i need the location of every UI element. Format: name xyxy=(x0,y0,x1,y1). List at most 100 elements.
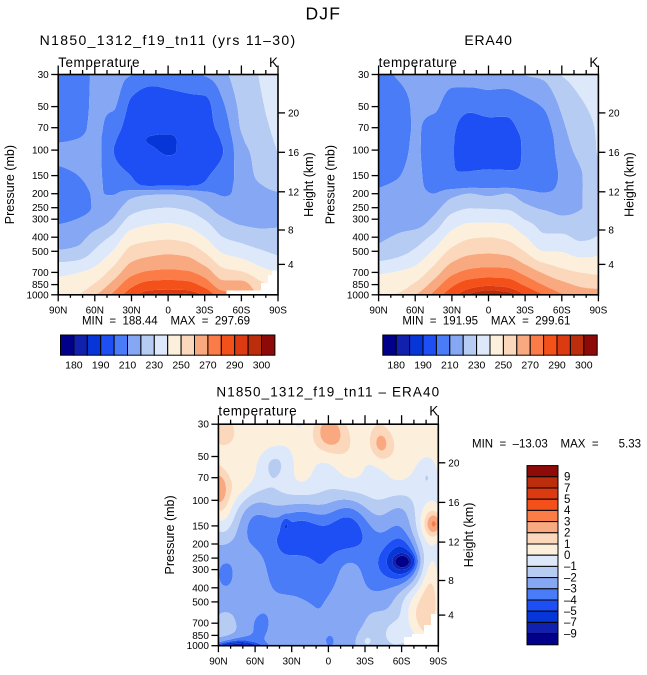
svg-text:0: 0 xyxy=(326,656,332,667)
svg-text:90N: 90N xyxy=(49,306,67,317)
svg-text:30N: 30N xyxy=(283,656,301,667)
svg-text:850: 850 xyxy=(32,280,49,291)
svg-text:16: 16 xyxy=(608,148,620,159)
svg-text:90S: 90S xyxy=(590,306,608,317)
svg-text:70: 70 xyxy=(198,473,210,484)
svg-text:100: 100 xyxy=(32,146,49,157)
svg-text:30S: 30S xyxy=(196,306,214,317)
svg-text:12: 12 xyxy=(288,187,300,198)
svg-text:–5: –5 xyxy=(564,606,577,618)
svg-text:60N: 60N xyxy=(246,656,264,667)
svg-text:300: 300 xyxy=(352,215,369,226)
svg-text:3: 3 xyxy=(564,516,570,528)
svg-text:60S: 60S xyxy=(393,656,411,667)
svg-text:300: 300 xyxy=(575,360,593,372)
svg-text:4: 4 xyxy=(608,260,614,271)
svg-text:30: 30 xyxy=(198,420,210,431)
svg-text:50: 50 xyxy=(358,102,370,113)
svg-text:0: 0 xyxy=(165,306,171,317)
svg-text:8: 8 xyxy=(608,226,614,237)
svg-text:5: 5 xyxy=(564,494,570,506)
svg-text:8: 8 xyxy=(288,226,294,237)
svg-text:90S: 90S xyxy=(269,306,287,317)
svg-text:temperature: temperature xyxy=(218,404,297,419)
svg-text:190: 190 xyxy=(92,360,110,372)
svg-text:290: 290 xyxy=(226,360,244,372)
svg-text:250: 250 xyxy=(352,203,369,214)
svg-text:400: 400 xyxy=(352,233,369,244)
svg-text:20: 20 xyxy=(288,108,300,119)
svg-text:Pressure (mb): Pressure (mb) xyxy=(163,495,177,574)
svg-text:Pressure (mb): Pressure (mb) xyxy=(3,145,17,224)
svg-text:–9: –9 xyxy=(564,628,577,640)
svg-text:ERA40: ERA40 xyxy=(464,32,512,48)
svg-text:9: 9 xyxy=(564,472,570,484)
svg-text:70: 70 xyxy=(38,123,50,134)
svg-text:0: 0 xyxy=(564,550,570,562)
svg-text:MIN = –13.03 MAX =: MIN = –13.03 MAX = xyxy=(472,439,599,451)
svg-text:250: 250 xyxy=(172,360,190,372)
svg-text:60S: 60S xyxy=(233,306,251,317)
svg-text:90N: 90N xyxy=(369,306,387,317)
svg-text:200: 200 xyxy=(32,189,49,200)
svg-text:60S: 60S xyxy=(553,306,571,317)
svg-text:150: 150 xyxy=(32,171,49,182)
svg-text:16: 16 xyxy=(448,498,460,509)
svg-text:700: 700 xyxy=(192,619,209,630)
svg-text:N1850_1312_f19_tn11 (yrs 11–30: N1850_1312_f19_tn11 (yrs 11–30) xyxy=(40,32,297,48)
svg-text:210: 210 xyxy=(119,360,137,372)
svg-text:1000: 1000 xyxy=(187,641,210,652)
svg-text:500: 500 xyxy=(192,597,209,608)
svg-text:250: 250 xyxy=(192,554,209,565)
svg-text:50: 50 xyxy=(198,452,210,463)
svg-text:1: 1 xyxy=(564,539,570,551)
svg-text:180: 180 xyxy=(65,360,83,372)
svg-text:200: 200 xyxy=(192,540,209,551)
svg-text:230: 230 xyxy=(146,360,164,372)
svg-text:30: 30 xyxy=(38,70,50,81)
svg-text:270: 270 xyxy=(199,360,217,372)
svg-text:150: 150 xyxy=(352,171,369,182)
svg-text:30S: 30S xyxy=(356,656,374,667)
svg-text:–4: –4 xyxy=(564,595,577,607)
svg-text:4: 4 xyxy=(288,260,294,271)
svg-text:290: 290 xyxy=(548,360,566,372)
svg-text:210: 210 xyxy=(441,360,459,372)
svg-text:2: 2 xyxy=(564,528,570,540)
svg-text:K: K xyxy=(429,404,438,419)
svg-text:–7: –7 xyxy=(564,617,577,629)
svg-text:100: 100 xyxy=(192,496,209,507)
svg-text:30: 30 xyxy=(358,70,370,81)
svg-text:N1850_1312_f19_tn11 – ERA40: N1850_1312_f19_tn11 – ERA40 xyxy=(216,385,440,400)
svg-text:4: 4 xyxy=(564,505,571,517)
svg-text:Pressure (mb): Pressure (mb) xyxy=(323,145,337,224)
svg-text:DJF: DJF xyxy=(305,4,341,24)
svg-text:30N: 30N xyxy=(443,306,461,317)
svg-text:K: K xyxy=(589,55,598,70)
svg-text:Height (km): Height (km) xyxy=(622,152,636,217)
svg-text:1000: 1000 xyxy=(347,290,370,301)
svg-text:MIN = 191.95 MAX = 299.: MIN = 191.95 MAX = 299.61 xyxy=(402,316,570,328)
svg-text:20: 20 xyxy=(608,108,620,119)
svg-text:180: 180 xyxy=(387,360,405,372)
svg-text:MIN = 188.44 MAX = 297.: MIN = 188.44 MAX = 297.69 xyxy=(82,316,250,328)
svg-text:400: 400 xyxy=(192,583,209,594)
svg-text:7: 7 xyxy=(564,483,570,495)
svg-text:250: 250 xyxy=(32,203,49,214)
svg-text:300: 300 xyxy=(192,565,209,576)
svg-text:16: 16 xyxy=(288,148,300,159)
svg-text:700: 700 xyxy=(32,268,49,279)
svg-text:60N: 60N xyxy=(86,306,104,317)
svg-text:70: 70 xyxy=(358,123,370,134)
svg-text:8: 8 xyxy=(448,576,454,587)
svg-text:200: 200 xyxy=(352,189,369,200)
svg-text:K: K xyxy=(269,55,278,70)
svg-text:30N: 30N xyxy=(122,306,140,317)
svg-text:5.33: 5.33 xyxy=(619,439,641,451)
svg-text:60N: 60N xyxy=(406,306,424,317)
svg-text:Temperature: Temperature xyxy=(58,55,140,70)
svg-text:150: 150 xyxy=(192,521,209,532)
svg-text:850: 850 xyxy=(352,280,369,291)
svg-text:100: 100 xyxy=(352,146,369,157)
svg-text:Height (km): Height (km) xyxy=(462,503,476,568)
━━━━━━━━━━━━━━━━━━━━
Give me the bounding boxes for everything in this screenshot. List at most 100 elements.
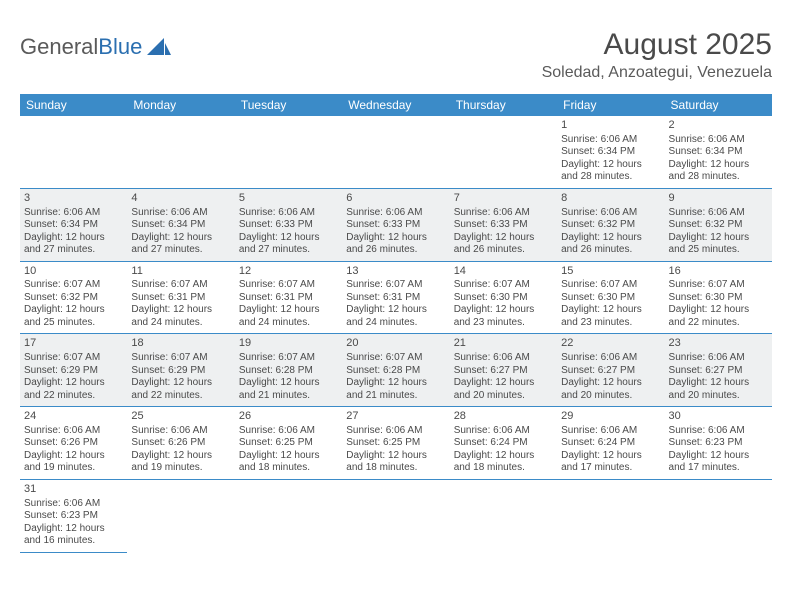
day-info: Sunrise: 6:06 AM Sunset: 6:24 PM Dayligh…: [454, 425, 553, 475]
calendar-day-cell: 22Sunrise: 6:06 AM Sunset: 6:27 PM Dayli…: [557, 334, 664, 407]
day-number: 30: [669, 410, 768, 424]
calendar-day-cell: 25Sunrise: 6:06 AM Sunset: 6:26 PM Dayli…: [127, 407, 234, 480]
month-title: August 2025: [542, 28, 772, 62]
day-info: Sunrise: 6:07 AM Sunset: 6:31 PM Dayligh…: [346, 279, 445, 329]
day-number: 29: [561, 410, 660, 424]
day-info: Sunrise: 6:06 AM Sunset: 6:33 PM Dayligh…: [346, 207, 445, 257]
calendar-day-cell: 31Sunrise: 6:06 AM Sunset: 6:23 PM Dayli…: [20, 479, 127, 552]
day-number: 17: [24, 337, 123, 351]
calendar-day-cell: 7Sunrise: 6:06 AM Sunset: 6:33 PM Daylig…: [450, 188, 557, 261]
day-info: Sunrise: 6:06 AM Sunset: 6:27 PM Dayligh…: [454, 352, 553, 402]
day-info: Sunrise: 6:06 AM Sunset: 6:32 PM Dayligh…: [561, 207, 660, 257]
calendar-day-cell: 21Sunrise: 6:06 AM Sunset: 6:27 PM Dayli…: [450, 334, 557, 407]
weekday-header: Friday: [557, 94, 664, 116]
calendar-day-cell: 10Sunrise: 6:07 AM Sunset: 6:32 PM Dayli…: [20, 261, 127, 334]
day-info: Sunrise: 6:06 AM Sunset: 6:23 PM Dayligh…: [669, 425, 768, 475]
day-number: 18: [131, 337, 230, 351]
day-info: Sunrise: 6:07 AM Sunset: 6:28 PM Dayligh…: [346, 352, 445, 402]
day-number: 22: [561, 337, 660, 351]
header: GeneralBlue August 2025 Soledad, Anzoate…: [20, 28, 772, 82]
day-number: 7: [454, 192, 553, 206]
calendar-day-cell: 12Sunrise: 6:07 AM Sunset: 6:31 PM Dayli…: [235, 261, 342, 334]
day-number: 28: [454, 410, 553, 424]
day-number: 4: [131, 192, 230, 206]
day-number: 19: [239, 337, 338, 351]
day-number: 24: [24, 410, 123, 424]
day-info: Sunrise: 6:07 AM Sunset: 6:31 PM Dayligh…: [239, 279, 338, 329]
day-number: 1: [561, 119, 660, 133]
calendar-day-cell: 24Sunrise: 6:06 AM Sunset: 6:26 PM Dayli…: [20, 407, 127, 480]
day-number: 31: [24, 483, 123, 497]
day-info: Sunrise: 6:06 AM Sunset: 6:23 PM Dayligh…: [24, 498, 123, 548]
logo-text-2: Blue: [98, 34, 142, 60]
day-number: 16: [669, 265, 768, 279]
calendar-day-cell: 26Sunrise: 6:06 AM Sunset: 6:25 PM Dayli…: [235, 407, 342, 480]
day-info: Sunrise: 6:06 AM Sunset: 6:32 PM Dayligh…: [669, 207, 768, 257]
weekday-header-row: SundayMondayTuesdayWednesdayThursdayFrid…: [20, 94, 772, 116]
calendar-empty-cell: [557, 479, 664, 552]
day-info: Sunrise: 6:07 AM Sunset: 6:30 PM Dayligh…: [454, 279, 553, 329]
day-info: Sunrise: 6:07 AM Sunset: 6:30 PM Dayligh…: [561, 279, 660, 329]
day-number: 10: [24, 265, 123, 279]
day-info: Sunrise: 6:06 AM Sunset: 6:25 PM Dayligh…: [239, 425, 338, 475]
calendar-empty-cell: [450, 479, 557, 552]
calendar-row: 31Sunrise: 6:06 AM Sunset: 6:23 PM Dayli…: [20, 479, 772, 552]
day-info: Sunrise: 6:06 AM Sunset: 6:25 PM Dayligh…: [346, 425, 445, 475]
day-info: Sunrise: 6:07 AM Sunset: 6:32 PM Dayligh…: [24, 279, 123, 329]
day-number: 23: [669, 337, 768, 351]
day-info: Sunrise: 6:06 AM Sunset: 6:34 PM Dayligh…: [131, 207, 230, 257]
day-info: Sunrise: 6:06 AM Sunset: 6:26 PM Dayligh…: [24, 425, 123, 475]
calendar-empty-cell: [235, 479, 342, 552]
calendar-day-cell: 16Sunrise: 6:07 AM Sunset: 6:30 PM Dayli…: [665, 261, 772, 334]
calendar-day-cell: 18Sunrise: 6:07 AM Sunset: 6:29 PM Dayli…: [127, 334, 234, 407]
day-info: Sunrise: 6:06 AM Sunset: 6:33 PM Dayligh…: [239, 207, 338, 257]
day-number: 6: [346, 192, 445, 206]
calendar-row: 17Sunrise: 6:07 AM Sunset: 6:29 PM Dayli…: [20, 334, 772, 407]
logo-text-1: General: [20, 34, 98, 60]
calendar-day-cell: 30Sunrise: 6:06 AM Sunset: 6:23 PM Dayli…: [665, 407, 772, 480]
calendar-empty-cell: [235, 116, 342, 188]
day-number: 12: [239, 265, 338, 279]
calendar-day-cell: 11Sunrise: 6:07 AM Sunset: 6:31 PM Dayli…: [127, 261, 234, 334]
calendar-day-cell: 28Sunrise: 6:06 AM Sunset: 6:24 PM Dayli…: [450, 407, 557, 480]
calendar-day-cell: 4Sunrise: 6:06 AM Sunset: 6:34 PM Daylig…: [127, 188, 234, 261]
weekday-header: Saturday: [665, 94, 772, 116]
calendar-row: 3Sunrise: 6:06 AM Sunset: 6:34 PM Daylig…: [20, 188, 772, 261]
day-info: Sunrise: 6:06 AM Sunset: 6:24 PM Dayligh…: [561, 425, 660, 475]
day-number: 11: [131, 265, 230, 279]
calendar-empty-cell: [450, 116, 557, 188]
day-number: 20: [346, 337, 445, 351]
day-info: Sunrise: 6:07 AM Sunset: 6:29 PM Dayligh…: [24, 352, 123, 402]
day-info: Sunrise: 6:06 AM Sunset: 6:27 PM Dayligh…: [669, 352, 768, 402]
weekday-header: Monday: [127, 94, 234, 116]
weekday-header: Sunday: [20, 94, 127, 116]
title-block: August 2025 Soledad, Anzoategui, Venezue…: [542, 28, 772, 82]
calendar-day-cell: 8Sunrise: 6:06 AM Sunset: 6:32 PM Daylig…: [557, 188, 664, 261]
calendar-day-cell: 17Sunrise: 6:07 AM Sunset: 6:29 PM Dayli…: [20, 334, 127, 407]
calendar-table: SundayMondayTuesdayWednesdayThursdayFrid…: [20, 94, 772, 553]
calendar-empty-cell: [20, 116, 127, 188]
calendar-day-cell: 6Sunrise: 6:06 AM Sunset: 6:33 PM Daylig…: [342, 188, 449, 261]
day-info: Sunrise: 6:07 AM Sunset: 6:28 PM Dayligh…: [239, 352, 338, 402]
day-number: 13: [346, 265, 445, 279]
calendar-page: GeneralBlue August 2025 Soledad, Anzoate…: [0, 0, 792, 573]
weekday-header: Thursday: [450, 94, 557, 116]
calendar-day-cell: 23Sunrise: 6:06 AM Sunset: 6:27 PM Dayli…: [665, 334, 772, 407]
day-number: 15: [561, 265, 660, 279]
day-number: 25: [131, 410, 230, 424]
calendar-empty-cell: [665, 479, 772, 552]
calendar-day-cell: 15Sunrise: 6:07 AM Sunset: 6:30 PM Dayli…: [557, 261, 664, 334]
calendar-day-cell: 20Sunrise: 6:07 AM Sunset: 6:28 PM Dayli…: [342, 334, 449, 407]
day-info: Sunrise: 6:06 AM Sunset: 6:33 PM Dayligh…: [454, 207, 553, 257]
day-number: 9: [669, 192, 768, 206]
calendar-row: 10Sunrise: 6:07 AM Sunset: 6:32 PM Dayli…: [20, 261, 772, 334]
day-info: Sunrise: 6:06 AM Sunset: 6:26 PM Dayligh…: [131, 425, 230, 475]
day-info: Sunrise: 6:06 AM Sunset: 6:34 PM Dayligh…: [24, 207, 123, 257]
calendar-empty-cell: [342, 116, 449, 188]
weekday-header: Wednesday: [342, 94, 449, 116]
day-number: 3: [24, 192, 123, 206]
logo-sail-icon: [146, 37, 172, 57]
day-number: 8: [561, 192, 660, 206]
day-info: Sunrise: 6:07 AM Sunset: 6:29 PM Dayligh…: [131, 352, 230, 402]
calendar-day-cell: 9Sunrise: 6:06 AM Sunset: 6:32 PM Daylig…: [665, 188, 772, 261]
━━━━━━━━━━━━━━━━━━━━
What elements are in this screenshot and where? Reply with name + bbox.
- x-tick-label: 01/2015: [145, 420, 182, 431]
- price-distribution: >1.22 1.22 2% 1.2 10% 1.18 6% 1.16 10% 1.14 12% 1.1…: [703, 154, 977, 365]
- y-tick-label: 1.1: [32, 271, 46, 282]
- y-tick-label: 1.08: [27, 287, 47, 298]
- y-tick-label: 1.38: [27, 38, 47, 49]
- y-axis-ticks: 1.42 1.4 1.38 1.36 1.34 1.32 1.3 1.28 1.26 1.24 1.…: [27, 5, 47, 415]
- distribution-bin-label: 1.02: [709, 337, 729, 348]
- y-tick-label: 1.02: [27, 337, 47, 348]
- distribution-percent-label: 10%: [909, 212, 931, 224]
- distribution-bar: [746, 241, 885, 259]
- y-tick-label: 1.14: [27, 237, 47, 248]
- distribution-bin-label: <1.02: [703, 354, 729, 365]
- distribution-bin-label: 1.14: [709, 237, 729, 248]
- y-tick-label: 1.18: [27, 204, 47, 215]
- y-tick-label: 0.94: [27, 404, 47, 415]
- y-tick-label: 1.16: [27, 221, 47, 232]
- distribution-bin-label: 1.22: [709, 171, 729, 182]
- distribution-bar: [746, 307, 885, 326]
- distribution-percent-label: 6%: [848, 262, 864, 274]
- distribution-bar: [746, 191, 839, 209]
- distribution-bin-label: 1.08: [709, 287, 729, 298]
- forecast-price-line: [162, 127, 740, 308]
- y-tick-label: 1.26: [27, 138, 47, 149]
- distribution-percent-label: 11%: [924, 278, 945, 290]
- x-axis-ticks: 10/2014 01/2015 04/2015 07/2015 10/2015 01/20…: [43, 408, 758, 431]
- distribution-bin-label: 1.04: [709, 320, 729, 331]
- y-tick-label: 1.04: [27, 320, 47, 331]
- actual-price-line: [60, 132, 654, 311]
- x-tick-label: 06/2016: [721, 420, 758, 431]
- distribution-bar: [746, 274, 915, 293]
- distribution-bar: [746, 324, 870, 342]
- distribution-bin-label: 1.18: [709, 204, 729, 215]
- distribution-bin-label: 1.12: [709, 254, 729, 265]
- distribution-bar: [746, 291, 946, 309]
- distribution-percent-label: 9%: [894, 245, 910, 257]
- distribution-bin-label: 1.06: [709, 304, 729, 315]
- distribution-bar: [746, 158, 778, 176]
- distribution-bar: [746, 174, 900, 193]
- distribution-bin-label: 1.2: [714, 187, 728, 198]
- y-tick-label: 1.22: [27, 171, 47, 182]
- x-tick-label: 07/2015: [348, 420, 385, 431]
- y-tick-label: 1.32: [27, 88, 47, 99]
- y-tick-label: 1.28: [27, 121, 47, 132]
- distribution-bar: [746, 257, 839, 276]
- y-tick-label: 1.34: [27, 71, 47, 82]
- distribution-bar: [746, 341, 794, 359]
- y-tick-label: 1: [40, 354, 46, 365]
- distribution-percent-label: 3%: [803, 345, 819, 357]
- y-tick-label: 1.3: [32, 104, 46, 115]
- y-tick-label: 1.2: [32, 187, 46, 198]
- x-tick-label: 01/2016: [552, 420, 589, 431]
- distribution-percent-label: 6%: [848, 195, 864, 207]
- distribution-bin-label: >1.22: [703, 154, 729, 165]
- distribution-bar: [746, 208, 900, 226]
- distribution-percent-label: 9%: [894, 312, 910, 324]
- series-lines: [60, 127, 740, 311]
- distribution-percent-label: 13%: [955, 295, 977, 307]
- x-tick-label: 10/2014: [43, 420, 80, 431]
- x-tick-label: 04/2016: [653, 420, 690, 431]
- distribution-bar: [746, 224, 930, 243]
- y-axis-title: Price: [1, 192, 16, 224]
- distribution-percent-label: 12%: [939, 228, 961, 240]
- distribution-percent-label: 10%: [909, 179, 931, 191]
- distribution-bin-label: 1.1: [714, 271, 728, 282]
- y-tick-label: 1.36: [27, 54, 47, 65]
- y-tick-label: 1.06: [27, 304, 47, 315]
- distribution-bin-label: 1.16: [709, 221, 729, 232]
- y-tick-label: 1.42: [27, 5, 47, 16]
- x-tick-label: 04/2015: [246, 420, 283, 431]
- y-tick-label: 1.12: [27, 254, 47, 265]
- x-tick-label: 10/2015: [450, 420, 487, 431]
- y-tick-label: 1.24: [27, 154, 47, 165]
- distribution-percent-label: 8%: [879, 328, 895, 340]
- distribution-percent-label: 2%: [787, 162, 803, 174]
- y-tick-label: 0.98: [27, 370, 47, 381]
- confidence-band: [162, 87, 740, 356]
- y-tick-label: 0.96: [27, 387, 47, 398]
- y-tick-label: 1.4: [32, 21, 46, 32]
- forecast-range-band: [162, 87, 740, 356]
━━━━━━━━━━━━━━━━━━━━
▸ What to produce
Please put the data lines into a Markdown table with the columns Row and Data line, starting at the line that contains "svg-text:0: 0 xyxy=(326,656,332,667)" and ending at the line that contains "svg-text:50: 50 xyxy=(358,102,370,113)", both included. Leave out any blank lines.

▸ Solution for this task
| Row | Data line |
|---|---|
| 1 | svg-text:0: 0 xyxy=(326,656,332,667) |
| 2 | svg-text:90N: 90N xyxy=(49,306,67,317) |
| 3 | svg-text:30N: 30N xyxy=(283,656,301,667) |
| 4 | svg-text:850: 850 xyxy=(32,280,49,291) |
| 5 | svg-text:16: 16 xyxy=(608,148,620,159) |
| 6 | svg-text:90S: 90S xyxy=(590,306,608,317) |
| 7 | svg-text:70: 70 xyxy=(198,473,210,484) |
| 8 | svg-text:100: 100 xyxy=(32,146,49,157) |
| 9 | svg-text:30S: 30S xyxy=(196,306,214,317) |
| 10 | svg-text:12: 12 xyxy=(288,187,300,198) |
| 11 | svg-text:–5: –5 xyxy=(564,606,577,618) |
| 12 | svg-text:60N: 60N xyxy=(246,656,264,667) |
| 13 | svg-text:300: 300 xyxy=(352,215,369,226) |
| 14 | svg-text:3: 3 xyxy=(564,516,570,528) |
| 15 | svg-text:60S: 60S xyxy=(393,656,411,667) |
| 16 | svg-text:300: 300 xyxy=(575,360,593,372) |
| 17 | svg-text:4: 4 xyxy=(608,260,614,271) |
| 18 | svg-text:30: 30 xyxy=(198,420,210,431) |
| 19 | svg-text:50: 50 xyxy=(358,102,370,113) |